» FRAGMENTO DEL TEXTO:
-------------------------
Uno de los escritores políticos del pasado que más prestigio tiene entre los historiadores de las ideas políticas en Hispanoamérica es Montesquieu, probablemente más citado que leído, pues cuanto entró a meditar en torno a la historia de las instituciones llegó a la convicción de que el absolutismo era el resultado de una larga usurpación, advirtiendo las antiguas limitaciones del poder real, lo que le condujo a admitir la existencia de rasgos de la humanidad verdadera aún en instituciones consideradas bárbaras. Montesquieu llegó a la conclusión de que el modelo y los fundamentos de la libertad estaban en el pasado, identificando libertad y tradición feudal, por lo que reprochó al absolutismo haber aniquilado viejas costumbres; posición ésta del autor de “El Espíritu de las leyes” que se olvida con sospechosa regularidad.
-------------------------
» DATOS PROPORCIONADOS:
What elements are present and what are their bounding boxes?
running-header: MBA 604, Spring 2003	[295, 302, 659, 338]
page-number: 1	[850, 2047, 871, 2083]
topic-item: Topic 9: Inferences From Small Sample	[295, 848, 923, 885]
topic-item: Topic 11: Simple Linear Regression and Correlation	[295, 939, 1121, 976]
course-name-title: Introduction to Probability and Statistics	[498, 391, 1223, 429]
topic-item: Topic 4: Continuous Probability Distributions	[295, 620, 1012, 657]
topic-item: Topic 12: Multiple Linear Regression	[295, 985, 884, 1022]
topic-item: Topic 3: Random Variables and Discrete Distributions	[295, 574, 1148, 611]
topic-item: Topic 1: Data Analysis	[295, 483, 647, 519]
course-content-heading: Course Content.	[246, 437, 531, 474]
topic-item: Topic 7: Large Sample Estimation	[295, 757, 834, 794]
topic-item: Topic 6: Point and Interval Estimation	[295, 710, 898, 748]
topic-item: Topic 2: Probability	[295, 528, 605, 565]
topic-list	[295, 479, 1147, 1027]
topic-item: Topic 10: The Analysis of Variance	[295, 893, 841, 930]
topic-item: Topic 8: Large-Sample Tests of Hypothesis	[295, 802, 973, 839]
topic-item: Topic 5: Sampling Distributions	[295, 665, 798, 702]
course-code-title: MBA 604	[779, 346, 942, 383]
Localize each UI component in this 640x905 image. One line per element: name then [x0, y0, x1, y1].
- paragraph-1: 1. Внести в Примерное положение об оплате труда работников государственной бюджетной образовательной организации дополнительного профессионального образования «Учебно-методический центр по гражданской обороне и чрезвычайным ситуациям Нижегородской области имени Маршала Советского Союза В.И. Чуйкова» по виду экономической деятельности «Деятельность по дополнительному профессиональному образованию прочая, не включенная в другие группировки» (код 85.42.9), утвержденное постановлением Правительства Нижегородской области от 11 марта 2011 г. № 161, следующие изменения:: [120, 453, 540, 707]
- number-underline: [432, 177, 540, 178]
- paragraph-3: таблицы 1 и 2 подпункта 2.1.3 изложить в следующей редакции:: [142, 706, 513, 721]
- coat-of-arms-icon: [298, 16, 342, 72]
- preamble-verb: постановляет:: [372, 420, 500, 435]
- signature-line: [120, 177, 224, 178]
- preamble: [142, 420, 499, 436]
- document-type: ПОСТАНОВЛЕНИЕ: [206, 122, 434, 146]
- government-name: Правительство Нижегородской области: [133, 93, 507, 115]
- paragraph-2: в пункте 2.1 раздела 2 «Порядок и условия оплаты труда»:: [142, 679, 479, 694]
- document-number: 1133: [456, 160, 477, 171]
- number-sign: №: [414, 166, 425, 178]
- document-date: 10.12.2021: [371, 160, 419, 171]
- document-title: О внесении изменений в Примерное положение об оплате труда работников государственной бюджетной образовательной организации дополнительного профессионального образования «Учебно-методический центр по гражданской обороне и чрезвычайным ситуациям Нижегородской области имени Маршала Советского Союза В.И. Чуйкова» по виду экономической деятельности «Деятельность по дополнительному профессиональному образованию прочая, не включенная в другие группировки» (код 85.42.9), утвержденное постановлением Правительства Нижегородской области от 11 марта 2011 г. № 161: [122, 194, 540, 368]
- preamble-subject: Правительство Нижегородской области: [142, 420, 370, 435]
-------------------------
» QUÉ DEBES HACER:
Según el fragmento del texto, ¿qué le reprochó Montesquieu al absolutismo?

» PROBLEMA RESUELTO:
Le reprochó haber aniquilado viejas costumbres.